**Given task**
Write the data out again, exactly as given.

BEGIN Data records

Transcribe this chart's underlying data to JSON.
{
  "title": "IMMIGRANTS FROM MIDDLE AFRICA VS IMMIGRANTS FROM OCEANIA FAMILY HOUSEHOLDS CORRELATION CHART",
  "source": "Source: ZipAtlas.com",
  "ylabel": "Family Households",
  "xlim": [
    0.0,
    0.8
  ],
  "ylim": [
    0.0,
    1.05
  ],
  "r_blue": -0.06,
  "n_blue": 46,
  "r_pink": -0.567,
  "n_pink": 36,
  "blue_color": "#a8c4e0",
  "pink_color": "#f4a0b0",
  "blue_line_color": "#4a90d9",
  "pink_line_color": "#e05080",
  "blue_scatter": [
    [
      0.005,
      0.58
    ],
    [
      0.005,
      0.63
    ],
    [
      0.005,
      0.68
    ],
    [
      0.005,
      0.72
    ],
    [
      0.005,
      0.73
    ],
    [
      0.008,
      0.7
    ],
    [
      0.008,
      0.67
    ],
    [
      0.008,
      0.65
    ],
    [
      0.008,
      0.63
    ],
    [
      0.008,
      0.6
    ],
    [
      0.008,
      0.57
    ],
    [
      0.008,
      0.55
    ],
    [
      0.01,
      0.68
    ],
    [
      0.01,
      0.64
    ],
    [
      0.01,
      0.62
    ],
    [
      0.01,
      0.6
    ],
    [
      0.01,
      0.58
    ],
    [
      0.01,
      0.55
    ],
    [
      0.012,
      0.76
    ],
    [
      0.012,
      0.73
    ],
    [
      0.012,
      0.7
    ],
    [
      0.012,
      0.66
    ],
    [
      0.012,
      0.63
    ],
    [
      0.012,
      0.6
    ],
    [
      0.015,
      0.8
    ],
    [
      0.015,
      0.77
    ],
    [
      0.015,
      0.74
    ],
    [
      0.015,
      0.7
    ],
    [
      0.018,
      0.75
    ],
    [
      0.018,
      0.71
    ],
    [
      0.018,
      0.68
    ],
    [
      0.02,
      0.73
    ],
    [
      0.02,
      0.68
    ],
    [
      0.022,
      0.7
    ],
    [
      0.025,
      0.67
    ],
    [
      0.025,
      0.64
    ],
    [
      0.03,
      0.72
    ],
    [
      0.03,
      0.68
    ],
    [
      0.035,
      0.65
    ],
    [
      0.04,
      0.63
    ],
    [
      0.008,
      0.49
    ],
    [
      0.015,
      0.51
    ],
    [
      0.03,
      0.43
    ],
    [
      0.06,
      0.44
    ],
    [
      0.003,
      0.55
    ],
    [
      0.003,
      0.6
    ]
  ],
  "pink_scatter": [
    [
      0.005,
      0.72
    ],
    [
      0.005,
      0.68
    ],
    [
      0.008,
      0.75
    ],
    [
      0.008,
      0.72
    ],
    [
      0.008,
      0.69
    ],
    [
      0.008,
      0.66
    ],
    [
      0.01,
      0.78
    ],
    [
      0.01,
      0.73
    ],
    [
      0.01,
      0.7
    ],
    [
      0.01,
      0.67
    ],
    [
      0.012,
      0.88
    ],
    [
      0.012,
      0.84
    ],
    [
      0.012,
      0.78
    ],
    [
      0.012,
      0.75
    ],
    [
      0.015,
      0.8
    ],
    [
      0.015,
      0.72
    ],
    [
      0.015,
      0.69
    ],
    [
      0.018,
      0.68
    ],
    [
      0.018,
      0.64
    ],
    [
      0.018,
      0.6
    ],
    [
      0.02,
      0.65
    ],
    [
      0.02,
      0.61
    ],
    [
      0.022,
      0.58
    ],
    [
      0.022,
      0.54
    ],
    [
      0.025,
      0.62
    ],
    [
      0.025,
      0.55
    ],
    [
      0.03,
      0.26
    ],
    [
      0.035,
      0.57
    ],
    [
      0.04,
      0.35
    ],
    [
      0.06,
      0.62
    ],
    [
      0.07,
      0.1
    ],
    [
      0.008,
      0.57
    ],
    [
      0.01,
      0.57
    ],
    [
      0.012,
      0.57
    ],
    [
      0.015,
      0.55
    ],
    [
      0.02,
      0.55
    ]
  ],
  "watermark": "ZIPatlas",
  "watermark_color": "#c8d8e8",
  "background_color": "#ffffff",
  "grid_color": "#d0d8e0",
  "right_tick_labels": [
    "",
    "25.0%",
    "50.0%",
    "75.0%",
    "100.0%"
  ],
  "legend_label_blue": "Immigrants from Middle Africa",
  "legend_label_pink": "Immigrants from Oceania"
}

END Data records

**Written answer**
Transcribe this chart's underlying data to JSON.
{
  "title": "IMMIGRANTS FROM MIDDLE AFRICA VS IMMIGRANTS FROM OCEANIA FAMILY HOUSEHOLDS CORRELATION CHART",
  "source": "Source: ZipAtlas.com",
  "ylabel": "Family Households",
  "xlim": [
    0.0,
    0.8
  ],
  "ylim": [
    0.0,
    1.05
  ],
  "r_blue": -0.06,
  "n_blue": 46,
  "r_pink": -0.567,
  "n_pink": 36,
  "blue_color": "#a8c4e0",
  "pink_color": "#f4a0b0",
  "blue_line_color": "#4a90d9",
  "pink_line_color": "#e05080",
  "blue_scatter": [
    [
      0.005,
      0.58
    ],
    [
      0.005,
      0.63
    ],
    [
      0.005,
      0.68
    ],
    [
      0.005,
      0.72
    ],
    [
      0.005,
      0.73
    ],
    [
      0.008,
      0.7
    ],
    [
      0.008,
      0.67
    ],
    [
      0.008,
      0.65
    ],
    [
      0.008,
      0.63
    ],
    [
      0.008,
      0.6
    ],
    [
      0.008,
      0.57
    ],
    [
      0.008,
      0.55
    ],
    [
      0.01,
      0.68
    ],
    [
      0.01,
      0.64
    ],
    [
      0.01,
      0.62
    ],
    [
      0.01,
      0.6
    ],
    [
      0.01,
      0.58
    ],
    [
      0.01,
      0.55
    ],
    [
      0.012,
      0.76
    ],
    [
      0.012,
      0.73
    ],
    [
      0.012,
      0.7
    ],
    [
      0.012,
      0.66
    ],
    [
      0.012,
      0.63
    ],
    [
      0.012,
      0.6
    ],
    [
      0.015,
      0.8
    ],
    [
      0.015,
      0.77
    ],
    [
      0.015,
      0.74
    ],
    [
      0.015,
      0.7
    ],
    [
      0.018,
      0.75
    ],
    [
      0.018,
      0.71
    ],
    [
      0.018,
      0.68
    ],
    [
      0.02,
      0.73
    ],
    [
      0.02,
      0.68
    ],
    [
      0.022,
      0.7
    ],
    [
      0.025,
      0.67
    ],
    [
      0.025,
      0.64
    ],
    [
      0.03,
      0.72
    ],
    [
      0.03,
      0.68
    ],
    [
      0.035,
      0.65
    ],
    [
      0.04,
      0.63
    ],
    [
      0.008,
      0.49
    ],
    [
      0.015,
      0.51
    ],
    [
      0.03,
      0.43
    ],
    [
      0.06,
      0.44
    ],
    [
      0.003,
      0.55
    ],
    [
      0.003,
      0.6
    ]
  ],
  "pink_scatter": [
    [
      0.005,
      0.72
    ],
    [
      0.005,
      0.68
    ],
    [
      0.008,
      0.75
    ],
    [
      0.008,
      0.72
    ],
    [
      0.008,
      0.69
    ],
    [
      0.008,
      0.66
    ],
    [
      0.01,
      0.78
    ],
    [
      0.01,
      0.73
    ],
    [
      0.01,
      0.7
    ],
    [
      0.01,
      0.67
    ],
    [
      0.012,
      0.88
    ],
    [
      0.012,
      0.84
    ],
    [
      0.012,
      0.78
    ],
    [
      0.012,
      0.75
    ],
    [
      0.015,
      0.8
    ],
    [
      0.015,
      0.72
    ],
    [
      0.015,
      0.69
    ],
    [
      0.018,
      0.68
    ],
    [
      0.018,
      0.64
    ],
    [
      0.018,
      0.6
    ],
    [
      0.02,
      0.65
    ],
    [
      0.02,
      0.61
    ],
    [
      0.022,
      0.58
    ],
    [
      0.022,
      0.54
    ],
    [
      0.025,
      0.62
    ],
    [
      0.025,
      0.55
    ],
    [
      0.03,
      0.26
    ],
    [
      0.035,
      0.57
    ],
    [
      0.04,
      0.35
    ],
    [
      0.06,
      0.62
    ],
    [
      0.07,
      0.1
    ],
    [
      0.008,
      0.57
    ],
    [
      0.01,
      0.57
    ],
    [
      0.012,
      0.57
    ],
    [
      0.015,
      0.55
    ],
    [
      0.02,
      0.55
    ]
  ],
  "watermark": "ZIPatlas",
  "watermark_color": "#c8d8e8",
  "background_color": "#ffffff",
  "grid_color": "#d0d8e0",
  "right_tick_labels": [
    "",
    "25.0%",
    "50.0%",
    "75.0%",
    "100.0%"
  ],
  "legend_label_blue": "Immigrants from Middle Africa",
  "legend_label_pink": "Immigrants from Oceania"
}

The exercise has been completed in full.